*** Records for this exercise
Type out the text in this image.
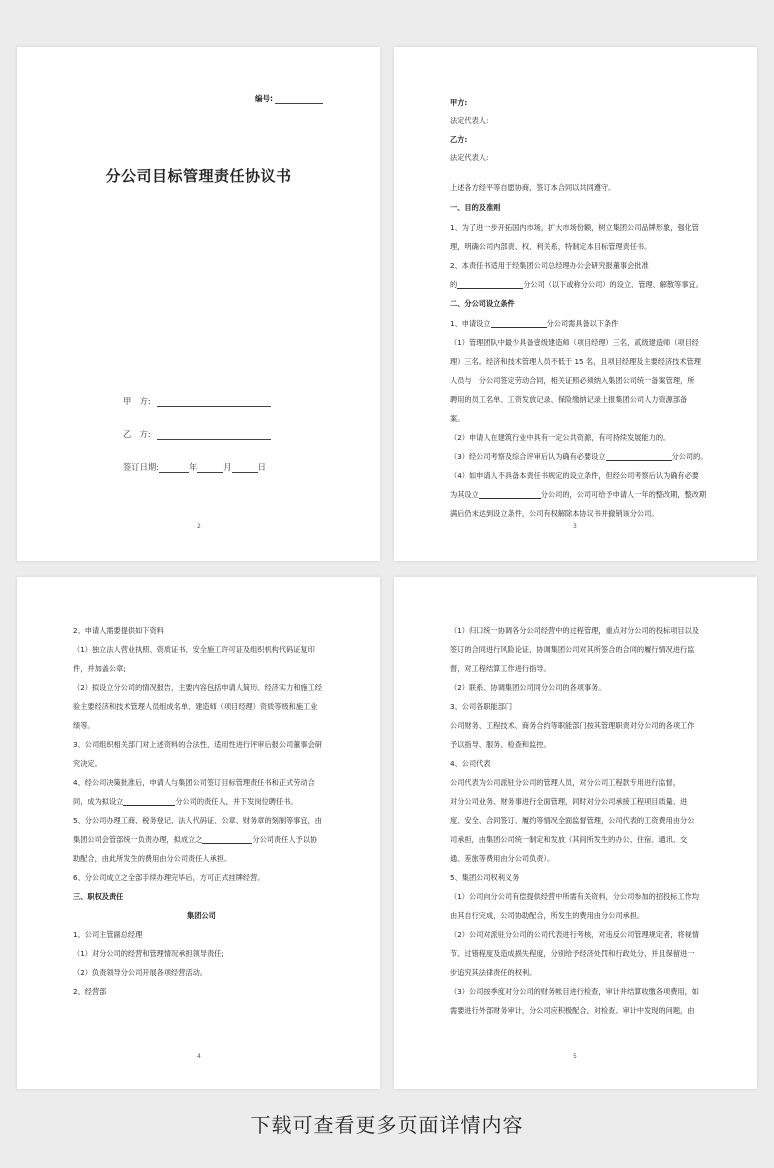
编号:
分公司目标管理责任协议书
甲　方:
乙　方:
签订日期:	年	月	日
2
甲方:
法定代表人:
乙方:
法定代表人:
上述各方经平等自愿协商，签订本合同以共同遵守。
一、目的及准则
1、为了进一步开拓国内市场，扩大市场份额，树立集团公司品牌形象，强化管
理，明确公司内部责、权、利关系，特制定本目标管理责任书。
2、本责任书适用于经集团公司总经理办公会研究报董事会批准
的	分公司（以下或称分公司）的设立、管理、解散等事宜。
二、分公司设立条件
1、申请设立	分公司需具备以下条件
（1）管理团队中最少具备壹级建造师（项目经理）三名，贰级建造师（项目经
理）三名。经济和技术管理人员不低于 15 名，且项目经理及主要经济技术管理
人员与　分公司签定劳动合同，相关证照必须纳入集团公司统一备案管理，所
聘用的员工名单、工资发放记录、保险缴纳记录上报集团公司人力资源部备
案。
（2）申请人在建筑行业中具有一定公共资源，有可持续发展能力的。
（3）经公司考察及综合评审后认为确有必要设立	分公司的。
（4）如申请人不具备本责任书规定的设立条件，但经公司考察后认为确有必要
为其设立	分公司的，公司可给予申请人一年的整改期，整改期
满后仍未达到设立条件，公司有权解除本协议书并撤销该分公司。
3
2、申请人需要提供如下资料
（1）独立法人营业执照、资质证书、安全施工许可证及组织机构代码证复印
件，并加盖公章;
（2）拟设立分公司的情况报告，主要内容包括申请人简历、经济实力和施工经
验主要经济和技术管理人员组成名单、建造师（项目经理）资质等级和施工业
绩等。
3、公司组织相关部门对上述资料的合法性、适用性进行评审后报公司董事会研
究决定。
4、经公司决策批准后，申请人与集团公司签订目标管理责任书和正式劳动合
同，成为拟设立	分公司的责任人，并下发岗位聘任书。
5、分公司办理工商、税务登记、法人代码证、公章、财务章的刻制等事宜，由
集团公司会管部统一负责办理，拟成立之	分公司责任人予以协
助配合，由此所发生的费用由分公司责任人承担。
6、分公司成立之全部手续办理完毕后，方可正式挂牌经营。
三、职权及责任
集团公司
1、公司主管副总经理
（1）对分公司的经营和管理情况承担领导责任;
（2）负责领导分公司开展各项经营活动。
2、经营部
4
（1）归口统一协调各分公司经营中的过程管理，重点对分公司的投标项目以及
签订的合同进行风险论证，协调集团公司对其所签合的合同的履行情况进行监
督，对工程结算工作进行指导。
（2）联系、协调集团公司同分公司的各项事务。
3、公司各职能部门
公司财务、工程技术、商务合约等职能部门按其管理职责对分公司的各项工作
予以指导、服务、检查和监控。
4、公司代表
公司代表为公司派驻分公司的管理人员，对分公司工程款专用进行监督，
对分公司业务、财务事进行全面管理，同时对分公司承接工程项目质量、进
度、安全、合同签订、履约等情况全面监督管理，公司代表的工资费用由分公
司承担，由集团公司统一制定和发放（其间所发生的办公、住宿、通讯、交
通、差旅等费用由分公司负责）。
5、集团公司权利义务
（1）公司向分公司有偿提供经营中所需有关资料，分公司参加的招投标工作均
由其自行完成，公司协助配合，所发生的费用由分公司承担。
（2）公司对派驻分公司的公司代表进行考核，对违反公司管理规定者，将视情
节、过错程度及造成损失程度，分别给予经济处罚和行政处分，并且保留进一
步追究其法律责任的权利。
（3）公司按季度对分公司的财务帐目进行检查，审计并结算收缴各项费用，如
需要进行外部财务审计，分公司应积极配合，对检查、审计中发现的问题，由
5
下载可查看更多页面详情内容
******
§ Direction
Transcribe the whole listing exactly. Pictures stay out of your copy.

§ Output below
Type out the text in this image.
编号:
分公司目标管理责任协议书
甲　方:
乙　方:
签订日期:	年	月	日
2
甲方:
法定代表人:
乙方:
法定代表人:
上述各方经平等自愿协商，签订本合同以共同遵守。
一、目的及准则
1、为了进一步开拓国内市场，扩大市场份额，树立集团公司品牌形象，强化管
理，明确公司内部责、权、利关系，特制定本目标管理责任书。
2、本责任书适用于经集团公司总经理办公会研究报董事会批准
的	分公司（以下或称分公司）的设立、管理、解散等事宜。
二、分公司设立条件
1、申请设立	分公司需具备以下条件
（1）管理团队中最少具备壹级建造师（项目经理）三名，贰级建造师（项目经
理）三名。经济和技术管理人员不低于 15 名，且项目经理及主要经济技术管理
人员与　分公司签定劳动合同，相关证照必须纳入集团公司统一备案管理，所
聘用的员工名单、工资发放记录、保险缴纳记录上报集团公司人力资源部备
案。
（2）申请人在建筑行业中具有一定公共资源，有可持续发展能力的。
（3）经公司考察及综合评审后认为确有必要设立	分公司的。
（4）如申请人不具备本责任书规定的设立条件，但经公司考察后认为确有必要
为其设立	分公司的，公司可给予申请人一年的整改期，整改期
满后仍未达到设立条件，公司有权解除本协议书并撤销该分公司。
3
2、申请人需要提供如下资料
（1）独立法人营业执照、资质证书、安全施工许可证及组织机构代码证复印
件，并加盖公章;
（2）拟设立分公司的情况报告，主要内容包括申请人简历、经济实力和施工经
验主要经济和技术管理人员组成名单、建造师（项目经理）资质等级和施工业
绩等。
3、公司组织相关部门对上述资料的合法性、适用性进行评审后报公司董事会研
究决定。
4、经公司决策批准后，申请人与集团公司签订目标管理责任书和正式劳动合
同，成为拟设立	分公司的责任人，并下发岗位聘任书。
5、分公司办理工商、税务登记、法人代码证、公章、财务章的刻制等事宜，由
集团公司会管部统一负责办理，拟成立之	分公司责任人予以协
助配合，由此所发生的费用由分公司责任人承担。
6、分公司成立之全部手续办理完毕后，方可正式挂牌经营。
三、职权及责任
集团公司
1、公司主管副总经理
（1）对分公司的经营和管理情况承担领导责任;
（2）负责领导分公司开展各项经营活动。
2、经营部
4
（1）归口统一协调各分公司经营中的过程管理，重点对分公司的投标项目以及
签订的合同进行风险论证，协调集团公司对其所签合的合同的履行情况进行监
督，对工程结算工作进行指导。
（2）联系、协调集团公司同分公司的各项事务。
3、公司各职能部门
公司财务、工程技术、商务合约等职能部门按其管理职责对分公司的各项工作
予以指导、服务、检查和监控。
4、公司代表
公司代表为公司派驻分公司的管理人员，对分公司工程款专用进行监督，
对分公司业务、财务事进行全面管理，同时对分公司承接工程项目质量、进
度、安全、合同签订、履约等情况全面监督管理，公司代表的工资费用由分公
司承担，由集团公司统一制定和发放（其间所发生的办公、住宿、通讯、交
通、差旅等费用由分公司负责）。
5、集团公司权利义务
（1）公司向分公司有偿提供经营中所需有关资料，分公司参加的招投标工作均
由其自行完成，公司协助配合，所发生的费用由分公司承担。
（2）公司对派驻分公司的公司代表进行考核，对违反公司管理规定者，将视情
节、过错程度及造成损失程度，分别给予经济处罚和行政处分，并且保留进一
步追究其法律责任的权利。
（3）公司按季度对分公司的财务帐目进行检查，审计并结算收缴各项费用，如
需要进行外部财务审计，分公司应积极配合，对检查、审计中发现的问题，由
5
下载可查看更多页面详情内容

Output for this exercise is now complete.